[Records from a data source]
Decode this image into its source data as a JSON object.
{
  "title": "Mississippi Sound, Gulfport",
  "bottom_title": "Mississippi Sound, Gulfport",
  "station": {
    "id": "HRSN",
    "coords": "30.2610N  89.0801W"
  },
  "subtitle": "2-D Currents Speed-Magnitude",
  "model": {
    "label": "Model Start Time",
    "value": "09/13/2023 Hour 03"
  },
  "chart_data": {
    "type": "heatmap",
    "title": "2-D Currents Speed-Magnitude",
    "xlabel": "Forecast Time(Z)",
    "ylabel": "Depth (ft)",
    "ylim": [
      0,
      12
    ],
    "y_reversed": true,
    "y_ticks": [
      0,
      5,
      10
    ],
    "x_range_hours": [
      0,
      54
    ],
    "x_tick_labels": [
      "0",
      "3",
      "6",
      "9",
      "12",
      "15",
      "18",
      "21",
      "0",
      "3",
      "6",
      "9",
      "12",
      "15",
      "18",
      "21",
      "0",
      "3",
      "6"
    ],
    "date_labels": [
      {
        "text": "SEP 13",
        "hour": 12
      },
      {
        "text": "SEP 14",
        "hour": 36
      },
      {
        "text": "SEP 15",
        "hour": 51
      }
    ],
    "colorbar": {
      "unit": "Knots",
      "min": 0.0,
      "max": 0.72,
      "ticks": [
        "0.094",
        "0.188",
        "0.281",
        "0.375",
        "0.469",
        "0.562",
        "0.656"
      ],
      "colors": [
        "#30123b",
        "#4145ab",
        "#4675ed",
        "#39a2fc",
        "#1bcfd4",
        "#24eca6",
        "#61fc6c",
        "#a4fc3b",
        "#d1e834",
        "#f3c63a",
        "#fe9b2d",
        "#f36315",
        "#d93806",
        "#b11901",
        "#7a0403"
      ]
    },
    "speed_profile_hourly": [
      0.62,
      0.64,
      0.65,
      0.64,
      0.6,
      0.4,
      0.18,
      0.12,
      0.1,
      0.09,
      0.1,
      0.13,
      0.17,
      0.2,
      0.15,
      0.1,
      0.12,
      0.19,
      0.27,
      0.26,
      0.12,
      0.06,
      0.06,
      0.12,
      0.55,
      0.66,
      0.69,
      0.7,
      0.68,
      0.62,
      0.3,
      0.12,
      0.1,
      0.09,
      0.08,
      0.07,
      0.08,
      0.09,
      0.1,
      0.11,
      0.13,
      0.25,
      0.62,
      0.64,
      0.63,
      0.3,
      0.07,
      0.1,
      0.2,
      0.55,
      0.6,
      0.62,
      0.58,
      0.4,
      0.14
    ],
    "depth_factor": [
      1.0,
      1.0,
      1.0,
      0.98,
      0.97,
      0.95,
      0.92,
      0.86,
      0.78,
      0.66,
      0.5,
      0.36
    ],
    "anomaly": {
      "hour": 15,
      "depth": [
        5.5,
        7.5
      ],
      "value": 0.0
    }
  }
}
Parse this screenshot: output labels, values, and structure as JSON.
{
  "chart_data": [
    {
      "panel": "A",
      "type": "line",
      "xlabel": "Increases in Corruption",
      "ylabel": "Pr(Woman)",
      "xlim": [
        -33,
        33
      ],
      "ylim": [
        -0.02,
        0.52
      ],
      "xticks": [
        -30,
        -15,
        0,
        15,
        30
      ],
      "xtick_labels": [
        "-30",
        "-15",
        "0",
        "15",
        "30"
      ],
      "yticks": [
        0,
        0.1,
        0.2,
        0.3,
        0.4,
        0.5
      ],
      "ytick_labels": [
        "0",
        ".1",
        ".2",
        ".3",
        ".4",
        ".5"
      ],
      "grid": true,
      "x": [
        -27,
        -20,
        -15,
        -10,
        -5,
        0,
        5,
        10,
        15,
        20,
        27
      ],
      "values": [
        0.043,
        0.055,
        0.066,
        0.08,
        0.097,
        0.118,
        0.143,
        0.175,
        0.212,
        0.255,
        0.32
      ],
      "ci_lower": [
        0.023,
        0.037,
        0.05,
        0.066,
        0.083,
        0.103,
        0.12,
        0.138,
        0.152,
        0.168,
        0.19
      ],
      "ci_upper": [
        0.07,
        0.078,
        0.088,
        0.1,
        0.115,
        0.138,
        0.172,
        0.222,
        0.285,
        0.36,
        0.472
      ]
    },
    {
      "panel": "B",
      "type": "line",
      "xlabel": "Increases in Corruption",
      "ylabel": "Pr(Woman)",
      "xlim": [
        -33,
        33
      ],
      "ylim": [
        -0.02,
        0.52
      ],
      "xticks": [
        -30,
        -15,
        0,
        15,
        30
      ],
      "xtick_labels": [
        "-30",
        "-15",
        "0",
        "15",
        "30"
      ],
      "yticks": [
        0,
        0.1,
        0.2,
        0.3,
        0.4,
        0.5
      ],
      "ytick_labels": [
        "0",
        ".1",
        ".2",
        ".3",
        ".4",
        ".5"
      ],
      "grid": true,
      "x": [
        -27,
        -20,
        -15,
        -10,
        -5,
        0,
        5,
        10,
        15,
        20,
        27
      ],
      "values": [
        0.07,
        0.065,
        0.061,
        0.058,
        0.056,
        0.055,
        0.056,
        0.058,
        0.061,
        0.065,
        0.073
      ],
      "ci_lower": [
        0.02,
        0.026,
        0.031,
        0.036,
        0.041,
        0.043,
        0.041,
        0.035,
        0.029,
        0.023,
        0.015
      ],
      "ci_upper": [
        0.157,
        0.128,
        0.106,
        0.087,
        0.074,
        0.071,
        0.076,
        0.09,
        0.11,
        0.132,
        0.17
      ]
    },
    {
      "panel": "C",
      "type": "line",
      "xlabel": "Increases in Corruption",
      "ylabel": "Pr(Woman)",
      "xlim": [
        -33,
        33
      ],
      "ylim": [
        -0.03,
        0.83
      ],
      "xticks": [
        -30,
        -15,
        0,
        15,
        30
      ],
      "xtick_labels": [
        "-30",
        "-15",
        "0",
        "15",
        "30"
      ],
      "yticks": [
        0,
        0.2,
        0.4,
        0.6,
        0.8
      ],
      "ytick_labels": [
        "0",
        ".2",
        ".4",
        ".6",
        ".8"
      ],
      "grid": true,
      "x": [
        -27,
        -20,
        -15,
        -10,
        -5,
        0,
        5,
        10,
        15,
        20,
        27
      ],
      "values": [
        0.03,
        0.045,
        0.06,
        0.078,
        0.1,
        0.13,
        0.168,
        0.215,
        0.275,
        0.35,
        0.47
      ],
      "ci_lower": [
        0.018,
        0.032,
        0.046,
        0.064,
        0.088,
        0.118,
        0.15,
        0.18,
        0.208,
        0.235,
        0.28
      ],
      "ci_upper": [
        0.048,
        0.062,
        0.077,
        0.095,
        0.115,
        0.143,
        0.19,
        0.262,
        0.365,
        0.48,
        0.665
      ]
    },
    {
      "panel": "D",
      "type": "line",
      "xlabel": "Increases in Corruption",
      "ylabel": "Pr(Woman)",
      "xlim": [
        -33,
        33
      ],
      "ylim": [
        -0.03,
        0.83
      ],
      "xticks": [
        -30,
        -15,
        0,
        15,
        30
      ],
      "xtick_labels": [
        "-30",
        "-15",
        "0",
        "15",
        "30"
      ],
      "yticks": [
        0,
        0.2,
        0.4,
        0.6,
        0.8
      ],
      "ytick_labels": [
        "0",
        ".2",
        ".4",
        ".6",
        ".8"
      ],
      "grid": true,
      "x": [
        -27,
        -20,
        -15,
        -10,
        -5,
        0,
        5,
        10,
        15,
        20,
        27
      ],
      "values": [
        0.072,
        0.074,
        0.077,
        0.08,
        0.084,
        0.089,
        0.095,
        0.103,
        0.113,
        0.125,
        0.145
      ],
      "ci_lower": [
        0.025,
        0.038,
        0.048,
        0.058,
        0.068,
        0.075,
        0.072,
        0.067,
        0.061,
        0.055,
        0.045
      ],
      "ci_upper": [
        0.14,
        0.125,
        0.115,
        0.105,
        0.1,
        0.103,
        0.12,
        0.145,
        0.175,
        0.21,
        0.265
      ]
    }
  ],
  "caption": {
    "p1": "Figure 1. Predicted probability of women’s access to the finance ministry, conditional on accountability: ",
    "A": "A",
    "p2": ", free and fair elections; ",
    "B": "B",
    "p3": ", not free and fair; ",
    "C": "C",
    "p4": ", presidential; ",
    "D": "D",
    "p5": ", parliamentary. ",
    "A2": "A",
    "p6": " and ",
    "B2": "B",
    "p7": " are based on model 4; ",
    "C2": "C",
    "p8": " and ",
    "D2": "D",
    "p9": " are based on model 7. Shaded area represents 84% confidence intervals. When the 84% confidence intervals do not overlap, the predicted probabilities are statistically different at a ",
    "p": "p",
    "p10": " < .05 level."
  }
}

Written request :: Select every line of the records holding the string "Magnitude".

Final result ::
  "subtitle": "2-D Currents Speed-Magnitude",
    "title": "2-D Currents Speed-Magnitude",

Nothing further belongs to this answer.